_Requirement_
Retype each record below word for word. Leave the pictures out.

#####

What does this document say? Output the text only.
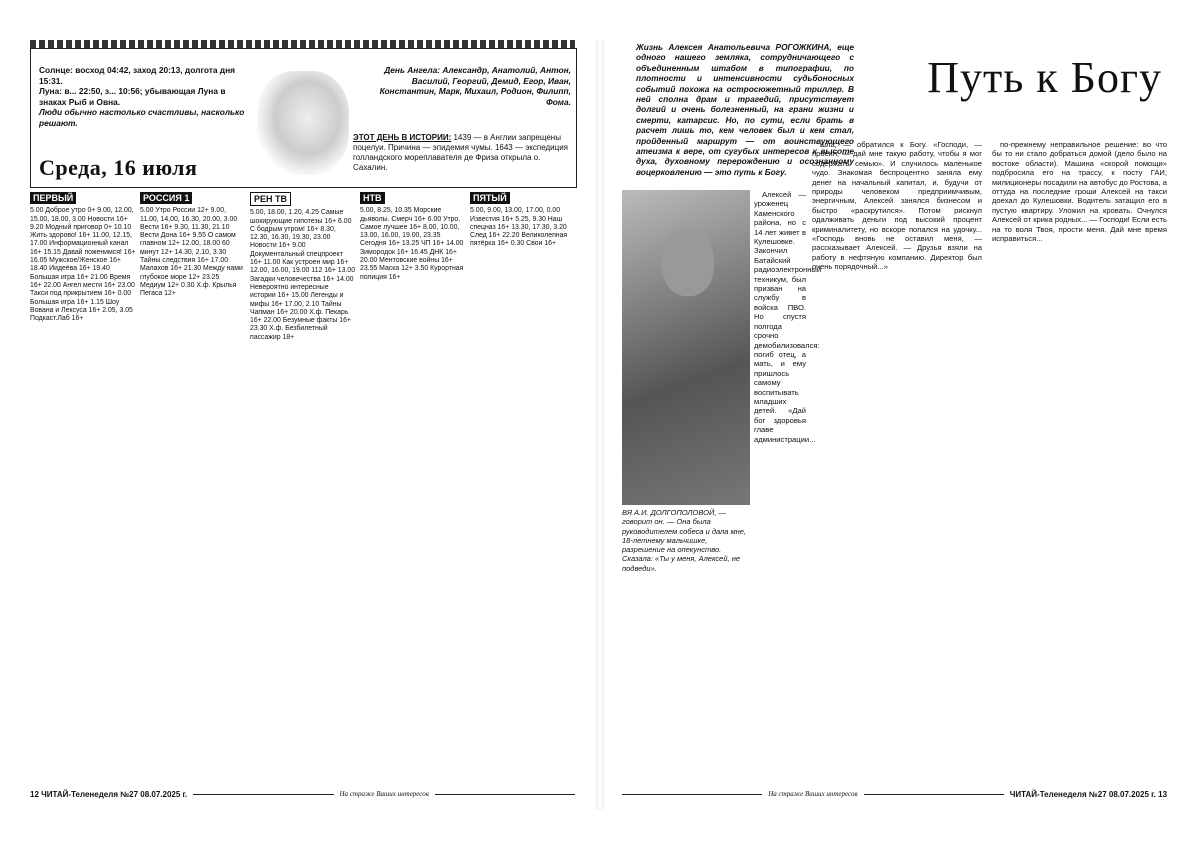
Солнце: восход 04:42, заход 20:13, долгота дня 15:31.

Луна: в... 22:50, з... 10:56; убывающая Луна в знаках Рыб и Овна.

Люди обычно настолько счастливы, насколько решают.

Среда, 16 июля
День Ангела: Александр, Анатолий, Антон, Василий, Георгий, Демид, Егор, Иван, Константин, Марк, Михаил, Родион, Филипп, Фома.
ЭТОТ ДЕНЬ В ИСТОРИИ: 1439 — в Англии запрещены поцелуи. Причина — эпидемия чумы. 1643 — экспедиция голландского мореплавателя де Фриза открыла о. Сахалин.
ПЕРВЫЙ

5.00 Доброе утро 0+ 9.00, 12.00, 15.00, 18.00, 3.00 Новости 16+ 9.20 Модный приговор 0+ 10.10 Жить здорово! 16+ 11.00, 12.15, 17.00 Информационный канал 16+ 15.15 Давай поженимся! 16+ 16.05 Мужское/Женское 16+ 18.40 Иидеёва 16+ 19.40 Большая игра 16+ 21.00 Время 16+ 22.00 Ангел мести 16+ 23.00 Такси под прикрытием 16+ 0.00 Большая игра 16+ 1.15 Шоу Вована и Лексуса 16+ 2.05, 3.05 Подкаст.Лаб 16+

РОССИЯ 1

5.00 Утро России 12+ 9.00, 11.00, 14.00, 16.30, 20.00, 3.00 Вести 16+ 9.30, 11.30, 21.10 Вести Дона 16+ 9.55 О самом главном 12+ 12.00, 18.00 60 минут 12+ 14.30, 2.10, 3.30 Тайны следствия 16+ 17.00 Малахов 16+ 21.30 Между нами глубокое море 12+ 23.25 Медиум 12+ 0.30 Х.ф. Крылья Пегаса 12+

РЕН ТВ

5.00, 18.00, 1.20, 4.25 Самые шокирующие гипотезы 16+ 6.00 С бодрым утром! 16+ 8.30, 12.30, 16.30, 19.30, 23.00 Новости 16+ 9.00 Документальный спецпроект 16+ 11.00 Как устроен мир 16+ 12.00, 16.00, 19.00 112 16+ 13.00 Загадки человечества 16+ 14.00 Невероятно интересные истории 16+ 15.00 Легенды и мифы 16+ 17.00, 2.10 Тайны Чапман 16+ 20.00 Х.ф. Пекарь 16+ 22.00 Безумные факты 16+ 23.30 Х.ф. Безбилетный пассажир 18+

НТВ

5.00, 8.25, 10.35 Морские дьяволы. Смерч 16+ 6.00 Утро. Самое лучшее 16+ 8.00, 10.00, 13.00, 16.00, 19.00, 23.35 Сегодня 16+ 13.25 ЧП 16+ 14.00 Зимородок 16+ 16.45 ДНК 16+ 20.00 Ментовские войны 16+ 23.55 Маска 12+ 3.50 Курортная полиция 16+

ПЯТЫЙ

5.00, 9.00, 13.00, 17.00, 0.00 Известия 16+ 5.25, 9.30 Наш спецназ 16+ 13.30, 17.30, 3.20 След 16+ 22.20 Великолепная пятёрка 16+ 0.30 Свои 16+

12 ЧИТАЙ-Теленеделя №27 08.07.2025 г.	На страже Ваших интересов
Жизнь Алексея Анатольевича РОГОЖКИНА, еще одного нашего земляка, сотрудничающего с объединенным штабом в типографии, по плотности и интенсивности судьбоносных событий похожа на остросюжетный триллер. В ней сполна драм и трагедий, присутствует долгий и очень болезненный, на грани жизни и смерти, катарсис. Но, по сути, если брать в расчет лишь то, кем человек был и кем стал, пройденный маршрут — от воинствующего атеизма к вере, от сугубых интересов к высоте духа, духовному перерождению и осознанному воцерковлению — это путь к Богу.
Путь к Богу
ВЯ А.И. ДОЛГОПОЛОВОЙ, — говорит он. — Она была руководителем собеса и дала мне, 18-летнему мальчишке, разрешение на опекунство. Сказала: «Ты у меня, Алексей, не подведи».

Алексей — уроженец Каменского района, но с 14 лет живет в Кулешовке. Закончил Батайский радиоэлектронный техникум, был призван на службу в войска ПВО. Но спустя полгода срочно демобилизовался: погиб отец, а мать, и ему пришлось самому воспитывать младших детей. «Дай бог здоровья главе администрации...

шла, — обратился к Богу. «Господи, — просил, — дай мне такую работу, чтобы я мог содержать семью». И случилось маленькое чудо. Знакомая беспроцентно заняла ему денег на начальный капитал, и, будучи от природы человеком предприимчивым, энергичным, Алексей занялся бизнесом и быстро «раскрутился». Потом рискнул одалживать деньги под высокий процент криминалитету, но вскоре попался на удочку... «Господь вновь не оставил меня, — рассказывает Алексей. — Друзья взяли на работу в нефтяную компанию. Директор был очень порядочный...»

по-прежнему неправильное решение: во что бы то ни стало добраться домой (дело было на востоке области). Машина «скорой помощи» подбросила его на трассу, к посту ГАИ, милиционеры посадили на автобус до Ростова, а оттуда на последние гроши Алексей на такси доехал до Кулешовки. Водитель затащил его в пустую квартиру. Уложил на кровать. Очнулся Алексей от крика родных... — Господи! Если есть на то воля Твоя, прости меня. Дай мне время исправиться...

На страже Ваших интересов	ЧИТАЙ-Теленеделя №27 08.07.2025 г. 13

#####

_Written reply_
What does this document say? Output the text only.
Солнце: восход 04:42, заход 20:13, долгота дня 15:31.

Луна: в... 22:50, з... 10:56; убывающая Луна в знаках Рыб и Овна.

Люди обычно настолько счастливы, насколько решают.

Среда, 16 июля
День Ангела: Александр, Анатолий, Антон, Василий, Георгий, Демид, Егор, Иван, Константин, Марк, Михаил, Родион, Филипп, Фома.
ЭТОТ ДЕНЬ В ИСТОРИИ: 1439 — в Англии запрещены поцелуи. Причина — эпидемия чумы. 1643 — экспедиция голландского мореплавателя де Фриза открыла о. Сахалин.
ПЕРВЫЙ

5.00 Доброе утро 0+ 9.00, 12.00, 15.00, 18.00, 3.00 Новости 16+ 9.20 Модный приговор 0+ 10.10 Жить здорово! 16+ 11.00, 12.15, 17.00 Информационный канал 16+ 15.15 Давай поженимся! 16+ 16.05 Мужское/Женское 16+ 18.40 Иидеёва 16+ 19.40 Большая игра 16+ 21.00 Время 16+ 22.00 Ангел мести 16+ 23.00 Такси под прикрытием 16+ 0.00 Большая игра 16+ 1.15 Шоу Вована и Лексуса 16+ 2.05, 3.05 Подкаст.Лаб 16+

РОССИЯ 1

5.00 Утро России 12+ 9.00, 11.00, 14.00, 16.30, 20.00, 3.00 Вести 16+ 9.30, 11.30, 21.10 Вести Дона 16+ 9.55 О самом главном 12+ 12.00, 18.00 60 минут 12+ 14.30, 2.10, 3.30 Тайны следствия 16+ 17.00 Малахов 16+ 21.30 Между нами глубокое море 12+ 23.25 Медиум 12+ 0.30 Х.ф. Крылья Пегаса 12+

РЕН ТВ

5.00, 18.00, 1.20, 4.25 Самые шокирующие гипотезы 16+ 6.00 С бодрым утром! 16+ 8.30, 12.30, 16.30, 19.30, 23.00 Новости 16+ 9.00 Документальный спецпроект 16+ 11.00 Как устроен мир 16+ 12.00, 16.00, 19.00 112 16+ 13.00 Загадки человечества 16+ 14.00 Невероятно интересные истории 16+ 15.00 Легенды и мифы 16+ 17.00, 2.10 Тайны Чапман 16+ 20.00 Х.ф. Пекарь 16+ 22.00 Безумные факты 16+ 23.30 Х.ф. Безбилетный пассажир 18+

НТВ

5.00, 8.25, 10.35 Морские дьяволы. Смерч 16+ 6.00 Утро. Самое лучшее 16+ 8.00, 10.00, 13.00, 16.00, 19.00, 23.35 Сегодня 16+ 13.25 ЧП 16+ 14.00 Зимородок 16+ 16.45 ДНК 16+ 20.00 Ментовские войны 16+ 23.55 Маска 12+ 3.50 Курортная полиция 16+

ПЯТЫЙ

5.00, 9.00, 13.00, 17.00, 0.00 Известия 16+ 5.25, 9.30 Наш спецназ 16+ 13.30, 17.30, 3.20 След 16+ 22.20 Великолепная пятёрка 16+ 0.30 Свои 16+

12 ЧИТАЙ-Теленеделя №27 08.07.2025 г.	На страже Ваших интересов
Жизнь Алексея Анатольевича РОГОЖКИНА, еще одного нашего земляка, сотрудничающего с объединенным штабом в типографии, по плотности и интенсивности судьбоносных событий похожа на остросюжетный триллер. В ней сполна драм и трагедий, присутствует долгий и очень болезненный, на грани жизни и смерти, катарсис. Но, по сути, если брать в расчет лишь то, кем человек был и кем стал, пройденный маршрут — от воинствующего атеизма к вере, от сугубых интересов к высоте духа, духовному перерождению и осознанному воцерковлению — это путь к Богу.
Путь к Богу
ВЯ А.И. ДОЛГОПОЛОВОЙ, — говорит он. — Она была руководителем собеса и дала мне, 18-летнему мальчишке, разрешение на опекунство. Сказала: «Ты у меня, Алексей, не подведи».

Алексей — уроженец Каменского района, но с 14 лет живет в Кулешовке. Закончил Батайский радиоэлектронный техникум, был призван на службу в войска ПВО. Но спустя полгода срочно демобилизовался: погиб отец, а мать, и ему пришлось самому воспитывать младших детей. «Дай бог здоровья главе администрации...

шла, — обратился к Богу. «Господи, — просил, — дай мне такую работу, чтобы я мог содержать семью». И случилось маленькое чудо. Знакомая беспроцентно заняла ему денег на начальный капитал, и, будучи от природы человеком предприимчивым, энергичным, Алексей занялся бизнесом и быстро «раскрутился». Потом рискнул одалживать деньги под высокий процент криминалитету, но вскоре попался на удочку... «Господь вновь не оставил меня, — рассказывает Алексей. — Друзья взяли на работу в нефтяную компанию. Директор был очень порядочный...»

по-прежнему неправильное решение: во что бы то ни стало добраться домой (дело было на востоке области). Машина «скорой помощи» подбросила его на трассу, к посту ГАИ, милиционеры посадили на автобус до Ростова, а оттуда на последние гроши Алексей на такси доехал до Кулешовки. Водитель затащил его в пустую квартиру. Уложил на кровать. Очнулся Алексей от крика родных... — Господи! Если есть на то воля Твоя, прости меня. Дай мне время исправиться...

На страже Ваших интересов	ЧИТАЙ-Теленеделя №27 08.07.2025 г. 13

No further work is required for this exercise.